## [Dataset records]

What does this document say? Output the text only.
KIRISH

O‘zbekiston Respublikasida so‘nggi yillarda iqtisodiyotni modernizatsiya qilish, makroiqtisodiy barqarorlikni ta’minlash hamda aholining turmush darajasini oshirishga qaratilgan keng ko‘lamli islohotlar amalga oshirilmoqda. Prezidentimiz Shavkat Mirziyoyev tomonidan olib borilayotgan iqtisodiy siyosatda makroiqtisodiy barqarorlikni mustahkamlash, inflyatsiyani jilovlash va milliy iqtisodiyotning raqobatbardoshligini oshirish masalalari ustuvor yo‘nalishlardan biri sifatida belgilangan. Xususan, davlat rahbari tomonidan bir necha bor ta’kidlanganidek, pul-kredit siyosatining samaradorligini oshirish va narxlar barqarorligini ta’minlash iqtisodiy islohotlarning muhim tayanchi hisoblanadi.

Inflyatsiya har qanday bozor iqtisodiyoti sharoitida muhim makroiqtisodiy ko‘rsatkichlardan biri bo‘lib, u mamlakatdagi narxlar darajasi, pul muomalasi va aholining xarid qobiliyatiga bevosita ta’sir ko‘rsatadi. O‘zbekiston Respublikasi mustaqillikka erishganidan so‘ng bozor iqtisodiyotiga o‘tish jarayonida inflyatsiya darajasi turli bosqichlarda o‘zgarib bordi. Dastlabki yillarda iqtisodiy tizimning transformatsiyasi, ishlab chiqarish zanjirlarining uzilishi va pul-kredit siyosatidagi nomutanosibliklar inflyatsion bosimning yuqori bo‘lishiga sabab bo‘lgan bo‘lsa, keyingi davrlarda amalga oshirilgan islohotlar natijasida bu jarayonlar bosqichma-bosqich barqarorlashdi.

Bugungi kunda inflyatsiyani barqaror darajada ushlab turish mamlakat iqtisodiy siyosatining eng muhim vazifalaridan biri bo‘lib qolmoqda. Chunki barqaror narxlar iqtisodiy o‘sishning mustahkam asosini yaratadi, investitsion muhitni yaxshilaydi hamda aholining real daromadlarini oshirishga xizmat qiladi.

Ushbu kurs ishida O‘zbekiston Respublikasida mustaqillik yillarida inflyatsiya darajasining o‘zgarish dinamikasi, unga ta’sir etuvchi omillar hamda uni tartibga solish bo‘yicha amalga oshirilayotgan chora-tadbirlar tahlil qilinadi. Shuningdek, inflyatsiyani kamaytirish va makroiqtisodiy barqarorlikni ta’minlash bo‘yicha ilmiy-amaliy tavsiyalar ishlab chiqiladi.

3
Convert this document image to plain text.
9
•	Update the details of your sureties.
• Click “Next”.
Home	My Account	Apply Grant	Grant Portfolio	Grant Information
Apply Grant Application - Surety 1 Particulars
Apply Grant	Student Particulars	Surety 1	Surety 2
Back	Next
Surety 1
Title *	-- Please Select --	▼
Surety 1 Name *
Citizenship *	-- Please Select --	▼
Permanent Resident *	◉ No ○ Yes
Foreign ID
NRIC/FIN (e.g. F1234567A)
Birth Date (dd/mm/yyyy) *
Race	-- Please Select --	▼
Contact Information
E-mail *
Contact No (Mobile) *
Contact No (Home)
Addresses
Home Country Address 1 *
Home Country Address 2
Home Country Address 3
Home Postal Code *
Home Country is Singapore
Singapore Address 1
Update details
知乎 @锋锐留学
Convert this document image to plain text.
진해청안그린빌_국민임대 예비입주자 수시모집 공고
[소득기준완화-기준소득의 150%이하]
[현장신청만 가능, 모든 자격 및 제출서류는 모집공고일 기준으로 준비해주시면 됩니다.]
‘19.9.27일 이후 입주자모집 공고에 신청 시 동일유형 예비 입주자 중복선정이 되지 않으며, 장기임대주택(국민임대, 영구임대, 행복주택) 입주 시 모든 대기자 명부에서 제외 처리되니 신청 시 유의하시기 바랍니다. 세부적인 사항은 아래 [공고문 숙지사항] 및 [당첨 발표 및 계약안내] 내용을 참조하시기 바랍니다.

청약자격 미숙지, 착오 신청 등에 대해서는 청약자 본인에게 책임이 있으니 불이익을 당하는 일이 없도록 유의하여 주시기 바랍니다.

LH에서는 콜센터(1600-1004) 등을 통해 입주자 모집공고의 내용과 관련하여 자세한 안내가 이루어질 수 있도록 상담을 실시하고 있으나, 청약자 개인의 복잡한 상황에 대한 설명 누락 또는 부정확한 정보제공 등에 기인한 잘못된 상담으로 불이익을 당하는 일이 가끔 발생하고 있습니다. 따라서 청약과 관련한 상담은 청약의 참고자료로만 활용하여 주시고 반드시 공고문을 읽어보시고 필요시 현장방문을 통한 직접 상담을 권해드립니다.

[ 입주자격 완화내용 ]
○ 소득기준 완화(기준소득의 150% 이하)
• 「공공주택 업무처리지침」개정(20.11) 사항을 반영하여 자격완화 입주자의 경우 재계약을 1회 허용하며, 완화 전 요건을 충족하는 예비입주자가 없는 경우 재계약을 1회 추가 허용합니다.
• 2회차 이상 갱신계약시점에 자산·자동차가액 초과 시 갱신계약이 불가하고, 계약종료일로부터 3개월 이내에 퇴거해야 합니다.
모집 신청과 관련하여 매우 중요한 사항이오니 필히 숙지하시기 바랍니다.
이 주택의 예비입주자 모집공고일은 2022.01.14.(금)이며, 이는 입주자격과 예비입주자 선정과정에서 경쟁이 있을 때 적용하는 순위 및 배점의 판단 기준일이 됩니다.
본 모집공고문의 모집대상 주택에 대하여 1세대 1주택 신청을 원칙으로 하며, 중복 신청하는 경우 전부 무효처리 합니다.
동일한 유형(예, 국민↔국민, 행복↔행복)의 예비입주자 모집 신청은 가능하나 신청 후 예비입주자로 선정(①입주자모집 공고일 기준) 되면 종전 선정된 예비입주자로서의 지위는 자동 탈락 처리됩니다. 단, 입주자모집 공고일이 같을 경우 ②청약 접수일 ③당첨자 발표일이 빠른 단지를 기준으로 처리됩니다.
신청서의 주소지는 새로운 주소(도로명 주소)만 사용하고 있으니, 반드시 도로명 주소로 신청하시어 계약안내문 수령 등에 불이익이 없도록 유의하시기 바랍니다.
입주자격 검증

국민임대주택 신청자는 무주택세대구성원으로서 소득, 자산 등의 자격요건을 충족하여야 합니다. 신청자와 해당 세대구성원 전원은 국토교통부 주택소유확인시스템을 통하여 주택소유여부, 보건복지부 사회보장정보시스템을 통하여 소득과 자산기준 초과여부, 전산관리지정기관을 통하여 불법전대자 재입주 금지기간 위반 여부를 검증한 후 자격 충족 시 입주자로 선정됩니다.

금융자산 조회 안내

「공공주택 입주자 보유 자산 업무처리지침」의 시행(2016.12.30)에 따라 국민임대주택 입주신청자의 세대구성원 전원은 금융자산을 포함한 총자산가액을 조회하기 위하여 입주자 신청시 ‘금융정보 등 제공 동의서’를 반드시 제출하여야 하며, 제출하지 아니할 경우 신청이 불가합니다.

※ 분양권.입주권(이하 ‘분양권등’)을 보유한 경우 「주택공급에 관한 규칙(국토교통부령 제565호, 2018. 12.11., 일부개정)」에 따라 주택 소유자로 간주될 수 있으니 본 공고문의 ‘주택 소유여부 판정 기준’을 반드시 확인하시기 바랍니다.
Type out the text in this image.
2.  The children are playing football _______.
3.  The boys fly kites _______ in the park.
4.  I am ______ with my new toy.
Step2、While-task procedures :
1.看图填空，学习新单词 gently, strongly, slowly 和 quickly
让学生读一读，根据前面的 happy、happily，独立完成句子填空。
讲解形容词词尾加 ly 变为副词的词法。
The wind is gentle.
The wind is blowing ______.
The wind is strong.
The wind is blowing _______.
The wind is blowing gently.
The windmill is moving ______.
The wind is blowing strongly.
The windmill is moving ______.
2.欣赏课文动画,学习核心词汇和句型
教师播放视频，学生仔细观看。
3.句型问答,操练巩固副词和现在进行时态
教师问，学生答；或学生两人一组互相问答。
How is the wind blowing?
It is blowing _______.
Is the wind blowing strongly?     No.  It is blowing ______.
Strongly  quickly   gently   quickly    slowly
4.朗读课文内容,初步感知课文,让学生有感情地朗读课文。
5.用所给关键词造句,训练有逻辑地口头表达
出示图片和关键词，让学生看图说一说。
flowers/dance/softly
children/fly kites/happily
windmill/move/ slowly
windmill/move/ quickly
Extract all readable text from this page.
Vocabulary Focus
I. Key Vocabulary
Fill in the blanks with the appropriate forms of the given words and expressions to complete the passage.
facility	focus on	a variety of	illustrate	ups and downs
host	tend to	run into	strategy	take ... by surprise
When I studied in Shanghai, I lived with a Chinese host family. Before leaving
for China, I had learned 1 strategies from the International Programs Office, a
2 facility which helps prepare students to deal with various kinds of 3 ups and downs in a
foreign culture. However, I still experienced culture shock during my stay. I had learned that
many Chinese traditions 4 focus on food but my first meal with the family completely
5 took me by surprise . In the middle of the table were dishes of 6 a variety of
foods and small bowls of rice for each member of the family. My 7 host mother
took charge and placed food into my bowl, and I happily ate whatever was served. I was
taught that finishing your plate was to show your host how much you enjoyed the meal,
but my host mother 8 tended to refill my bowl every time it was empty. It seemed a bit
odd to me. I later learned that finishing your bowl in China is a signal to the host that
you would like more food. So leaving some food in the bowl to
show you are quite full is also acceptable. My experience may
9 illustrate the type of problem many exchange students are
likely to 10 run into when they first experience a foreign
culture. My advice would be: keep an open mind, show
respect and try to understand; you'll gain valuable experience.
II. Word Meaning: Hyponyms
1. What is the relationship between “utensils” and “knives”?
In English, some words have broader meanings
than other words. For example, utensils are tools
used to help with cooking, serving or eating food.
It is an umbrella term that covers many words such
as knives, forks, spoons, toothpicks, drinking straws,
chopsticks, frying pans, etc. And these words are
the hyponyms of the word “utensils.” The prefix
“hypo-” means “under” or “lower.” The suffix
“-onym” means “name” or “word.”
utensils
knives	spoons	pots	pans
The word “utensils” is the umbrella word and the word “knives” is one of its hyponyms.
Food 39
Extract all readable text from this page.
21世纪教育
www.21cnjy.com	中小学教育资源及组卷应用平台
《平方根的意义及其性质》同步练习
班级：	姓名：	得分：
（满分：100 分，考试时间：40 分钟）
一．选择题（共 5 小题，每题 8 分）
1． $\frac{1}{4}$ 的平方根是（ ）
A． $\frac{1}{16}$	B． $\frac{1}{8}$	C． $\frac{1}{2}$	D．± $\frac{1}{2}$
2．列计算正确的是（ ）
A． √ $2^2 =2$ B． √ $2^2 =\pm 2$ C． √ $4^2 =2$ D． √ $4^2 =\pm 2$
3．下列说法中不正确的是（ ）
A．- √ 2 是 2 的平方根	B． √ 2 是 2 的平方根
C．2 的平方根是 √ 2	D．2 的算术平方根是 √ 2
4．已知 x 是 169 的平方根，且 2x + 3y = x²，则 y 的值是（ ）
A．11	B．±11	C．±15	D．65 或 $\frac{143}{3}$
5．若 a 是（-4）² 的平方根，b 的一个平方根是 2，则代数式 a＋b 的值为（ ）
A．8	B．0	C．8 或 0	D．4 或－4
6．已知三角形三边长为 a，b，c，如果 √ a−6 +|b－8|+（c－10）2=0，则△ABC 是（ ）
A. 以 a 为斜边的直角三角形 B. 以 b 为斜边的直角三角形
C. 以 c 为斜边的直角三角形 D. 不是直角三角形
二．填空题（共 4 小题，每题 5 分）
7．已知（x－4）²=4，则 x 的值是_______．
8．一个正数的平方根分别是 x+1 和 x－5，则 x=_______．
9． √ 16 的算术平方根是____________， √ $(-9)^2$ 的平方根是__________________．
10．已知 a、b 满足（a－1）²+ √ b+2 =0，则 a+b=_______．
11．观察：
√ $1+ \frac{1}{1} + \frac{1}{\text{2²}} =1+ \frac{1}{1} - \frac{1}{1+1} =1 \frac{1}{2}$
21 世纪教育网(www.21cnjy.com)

## [Stated problem]
Identify which lines contain the word "kites" and copy each one.

## [Result of this exercise]
3.  The boys fly kites _______ in the park.
children/fly kites/happily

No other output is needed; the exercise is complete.